Set problem:
Write out again, word for word, the rows beginning at the line that contains "Patent image size: (918, 1257)." and ending after the line that contains "The permanent magnetic component 781".

(Raw records)
- - - - - - -
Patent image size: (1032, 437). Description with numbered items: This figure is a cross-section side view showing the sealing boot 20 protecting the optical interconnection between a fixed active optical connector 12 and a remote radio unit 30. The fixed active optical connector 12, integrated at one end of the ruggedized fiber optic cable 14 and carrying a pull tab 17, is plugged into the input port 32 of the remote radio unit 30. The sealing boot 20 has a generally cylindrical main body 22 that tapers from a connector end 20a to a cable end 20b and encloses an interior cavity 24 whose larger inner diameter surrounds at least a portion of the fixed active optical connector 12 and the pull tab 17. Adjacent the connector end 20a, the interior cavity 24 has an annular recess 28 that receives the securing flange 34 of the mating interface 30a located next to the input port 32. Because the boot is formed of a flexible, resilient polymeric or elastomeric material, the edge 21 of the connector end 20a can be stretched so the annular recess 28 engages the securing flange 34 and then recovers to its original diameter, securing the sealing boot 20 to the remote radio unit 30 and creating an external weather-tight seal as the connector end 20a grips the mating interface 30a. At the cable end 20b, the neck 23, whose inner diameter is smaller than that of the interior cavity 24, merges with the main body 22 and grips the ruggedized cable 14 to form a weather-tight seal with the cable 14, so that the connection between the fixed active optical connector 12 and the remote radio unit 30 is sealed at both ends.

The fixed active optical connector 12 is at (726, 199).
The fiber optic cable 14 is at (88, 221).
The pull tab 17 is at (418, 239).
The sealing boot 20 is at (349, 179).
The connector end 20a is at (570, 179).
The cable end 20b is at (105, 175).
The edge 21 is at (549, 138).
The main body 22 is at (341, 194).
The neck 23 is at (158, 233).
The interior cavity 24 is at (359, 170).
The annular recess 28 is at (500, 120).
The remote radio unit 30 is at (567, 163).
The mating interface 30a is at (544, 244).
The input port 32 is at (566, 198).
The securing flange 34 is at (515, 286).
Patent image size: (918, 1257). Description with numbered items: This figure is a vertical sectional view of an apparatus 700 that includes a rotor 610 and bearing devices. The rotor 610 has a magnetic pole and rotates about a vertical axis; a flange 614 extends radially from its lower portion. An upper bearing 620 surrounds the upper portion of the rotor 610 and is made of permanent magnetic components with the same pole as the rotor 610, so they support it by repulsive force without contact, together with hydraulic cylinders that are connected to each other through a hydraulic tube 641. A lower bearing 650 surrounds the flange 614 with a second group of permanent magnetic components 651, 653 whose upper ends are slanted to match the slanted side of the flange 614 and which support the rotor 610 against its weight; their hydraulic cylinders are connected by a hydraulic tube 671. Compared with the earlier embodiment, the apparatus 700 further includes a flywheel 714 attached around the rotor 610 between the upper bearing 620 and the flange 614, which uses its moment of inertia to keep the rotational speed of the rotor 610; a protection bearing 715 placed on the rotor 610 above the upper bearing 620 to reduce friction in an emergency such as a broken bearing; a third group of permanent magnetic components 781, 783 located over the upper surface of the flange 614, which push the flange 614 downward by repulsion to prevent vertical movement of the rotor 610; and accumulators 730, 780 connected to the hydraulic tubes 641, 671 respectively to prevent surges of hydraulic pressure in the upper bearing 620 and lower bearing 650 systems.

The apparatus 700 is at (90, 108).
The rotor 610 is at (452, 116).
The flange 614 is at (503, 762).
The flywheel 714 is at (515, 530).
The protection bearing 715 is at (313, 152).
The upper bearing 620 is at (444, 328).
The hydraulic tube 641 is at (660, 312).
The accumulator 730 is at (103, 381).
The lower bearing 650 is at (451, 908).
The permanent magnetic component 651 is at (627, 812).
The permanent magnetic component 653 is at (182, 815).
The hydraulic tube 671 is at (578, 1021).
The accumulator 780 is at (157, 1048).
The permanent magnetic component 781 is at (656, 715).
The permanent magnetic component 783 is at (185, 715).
- - - - - - -
Written response:
Patent image size: (918, 1257). Description with numbered items: This figure is a vertical sectional view of an apparatus 700 that includes a rotor 610 and bearing devices. The rotor 610 has a magnetic pole and rotates about a vertical axis; a flange 614 extends radially from its lower portion. An upper bearing 620 surrounds the upper portion of the rotor 610 and is made of permanent magnetic components with the same pole as the rotor 610, so they support it by repulsive force without contact, together with hydraulic cylinders that are connected to each other through a hydraulic tube 641. A lower bearing 650 surrounds the flange 614 with a second group of permanent magnetic components 651, 653 whose upper ends are slanted to match the slanted side of the flange 614 and which support the rotor 610 against its weight; their hydraulic cylinders are connected by a hydraulic tube 671. Compared with the earlier embodiment, the apparatus 700 further includes a flywheel 714 attached around the rotor 610 between the upper bearing 620 and the flange 614, which uses its moment of inertia to keep the rotational speed of the rotor 610; a protection bearing 715 placed on the rotor 610 above the upper bearing 620 to reduce friction in an emergency such as a broken bearing; a third group of permanent magnetic components 781, 783 located over the upper surface of the flange 614, which push the flange 614 downward by repulsion to prevent vertical movement of the rotor 610; and accumulators 730, 780 connected to the hydraulic tubes 641, 671 respectively to prevent surges of hydraulic pressure in the upper bearing 620 and lower bearing 650 systems.

The apparatus 700 is at (90, 108).
The rotor 610 is at (452, 116).
The flange 614 is at (503, 762).
The flywheel 714 is at (515, 530).
The protection bearing 715 is at (313, 152).
The upper bearing 620 is at (444, 328).
The hydraulic tube 641 is at (660, 312).
The accumulator 730 is at (103, 381).
The lower bearing 650 is at (451, 908).
The permanent magnetic component 651 is at (627, 812).
The permanent magnetic component 653 is at (182, 815).
The hydraulic tube 671 is at (578, 1021).
The accumulator 780 is at (157, 1048).
The permanent magnetic component 781 is at (656, 715).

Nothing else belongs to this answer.